Exercise: Repeat everything in the material exactly.

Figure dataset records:
# # # # # # #

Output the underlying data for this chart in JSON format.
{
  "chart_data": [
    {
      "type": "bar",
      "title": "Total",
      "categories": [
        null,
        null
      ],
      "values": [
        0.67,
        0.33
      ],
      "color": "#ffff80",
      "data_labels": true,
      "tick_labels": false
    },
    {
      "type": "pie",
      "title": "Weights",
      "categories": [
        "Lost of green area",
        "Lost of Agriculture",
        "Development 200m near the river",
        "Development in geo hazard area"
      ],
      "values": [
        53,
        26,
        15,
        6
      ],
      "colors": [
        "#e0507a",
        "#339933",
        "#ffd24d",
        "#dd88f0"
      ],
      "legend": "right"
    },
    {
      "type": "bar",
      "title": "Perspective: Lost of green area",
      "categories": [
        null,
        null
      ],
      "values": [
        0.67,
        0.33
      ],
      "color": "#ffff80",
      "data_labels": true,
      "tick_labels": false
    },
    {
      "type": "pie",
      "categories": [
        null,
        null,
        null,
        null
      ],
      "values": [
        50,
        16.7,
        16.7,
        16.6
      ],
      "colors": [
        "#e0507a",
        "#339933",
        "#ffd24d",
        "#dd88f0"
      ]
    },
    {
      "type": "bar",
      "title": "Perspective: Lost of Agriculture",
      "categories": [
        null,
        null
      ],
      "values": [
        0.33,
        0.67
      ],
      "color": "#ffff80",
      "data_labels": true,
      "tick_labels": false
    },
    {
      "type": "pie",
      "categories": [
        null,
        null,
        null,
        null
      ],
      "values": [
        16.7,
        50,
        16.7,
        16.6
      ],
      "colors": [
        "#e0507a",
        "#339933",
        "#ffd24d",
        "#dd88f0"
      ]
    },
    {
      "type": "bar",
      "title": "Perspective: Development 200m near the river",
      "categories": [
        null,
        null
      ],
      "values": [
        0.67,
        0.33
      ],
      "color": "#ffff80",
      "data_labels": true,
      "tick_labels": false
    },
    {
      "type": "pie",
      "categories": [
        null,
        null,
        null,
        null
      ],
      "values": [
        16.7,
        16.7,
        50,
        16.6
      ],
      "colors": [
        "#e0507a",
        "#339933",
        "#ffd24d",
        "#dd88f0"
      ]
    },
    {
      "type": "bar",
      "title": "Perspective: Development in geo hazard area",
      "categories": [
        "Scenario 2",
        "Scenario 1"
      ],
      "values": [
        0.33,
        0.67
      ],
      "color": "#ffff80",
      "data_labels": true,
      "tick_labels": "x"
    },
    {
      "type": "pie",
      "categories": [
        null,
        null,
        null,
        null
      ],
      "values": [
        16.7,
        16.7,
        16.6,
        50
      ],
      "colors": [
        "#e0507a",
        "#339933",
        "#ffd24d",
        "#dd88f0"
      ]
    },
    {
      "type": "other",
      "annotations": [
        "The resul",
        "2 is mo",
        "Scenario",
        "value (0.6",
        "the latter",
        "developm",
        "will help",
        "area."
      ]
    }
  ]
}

# # # # # # #

Output:
Output the underlying data for this chart in JSON format.
{
  "chart_data": [
    {
      "type": "bar",
      "title": "Total",
      "categories": [
        null,
        null
      ],
      "values": [
        0.67,
        0.33
      ],
      "color": "#ffff80",
      "data_labels": true,
      "tick_labels": false
    },
    {
      "type": "pie",
      "title": "Weights",
      "categories": [
        "Lost of green area",
        "Lost of Agriculture",
        "Development 200m near the river",
        "Development in geo hazard area"
      ],
      "values": [
        53,
        26,
        15,
        6
      ],
      "colors": [
        "#e0507a",
        "#339933",
        "#ffd24d",
        "#dd88f0"
      ],
      "legend": "right"
    },
    {
      "type": "bar",
      "title": "Perspective: Lost of green area",
      "categories": [
        null,
        null
      ],
      "values": [
        0.67,
        0.33
      ],
      "color": "#ffff80",
      "data_labels": true,
      "tick_labels": false
    },
    {
      "type": "pie",
      "categories": [
        null,
        null,
        null,
        null
      ],
      "values": [
        50,
        16.7,
        16.7,
        16.6
      ],
      "colors": [
        "#e0507a",
        "#339933",
        "#ffd24d",
        "#dd88f0"
      ]
    },
    {
      "type": "bar",
      "title": "Perspective: Lost of Agriculture",
      "categories": [
        null,
        null
      ],
      "values": [
        0.33,
        0.67
      ],
      "color": "#ffff80",
      "data_labels": true,
      "tick_labels": false
    },
    {
      "type": "pie",
      "categories": [
        null,
        null,
        null,
        null
      ],
      "values": [
        16.7,
        50,
        16.7,
        16.6
      ],
      "colors": [
        "#e0507a",
        "#339933",
        "#ffd24d",
        "#dd88f0"
      ]
    },
    {
      "type": "bar",
      "title": "Perspective: Development 200m near the river",
      "categories": [
        null,
        null
      ],
      "values": [
        0.67,
        0.33
      ],
      "color": "#ffff80",
      "data_labels": true,
      "tick_labels": false
    },
    {
      "type": "pie",
      "categories": [
        null,
        null,
        null,
        null
      ],
      "values": [
        16.7,
        16.7,
        50,
        16.6
      ],
      "colors": [
        "#e0507a",
        "#339933",
        "#ffd24d",
        "#dd88f0"
      ]
    },
    {
      "type": "bar",
      "title": "Perspective: Development in geo hazard area",
      "categories": [
        "Scenario 2",
        "Scenario 1"
      ],
      "values": [
        0.33,
        0.67
      ],
      "color": "#ffff80",
      "data_labels": true,
      "tick_labels": "x"
    },
    {
      "type": "pie",
      "categories": [
        null,
        null,
        null,
        null
      ],
      "values": [
        16.7,
        16.7,
        16.6,
        50
      ],
      "colors": [
        "#e0507a",
        "#339933",
        "#ffd24d",
        "#dd88f0"
      ]
    },
    {
      "type": "other",
      "annotations": [
        "The resul",
        "2 is mo",
        "Scenario",
        "value (0.6",
        "the latter",
        "developm",
        "will help",
        "area."
      ]
    }
  ]
}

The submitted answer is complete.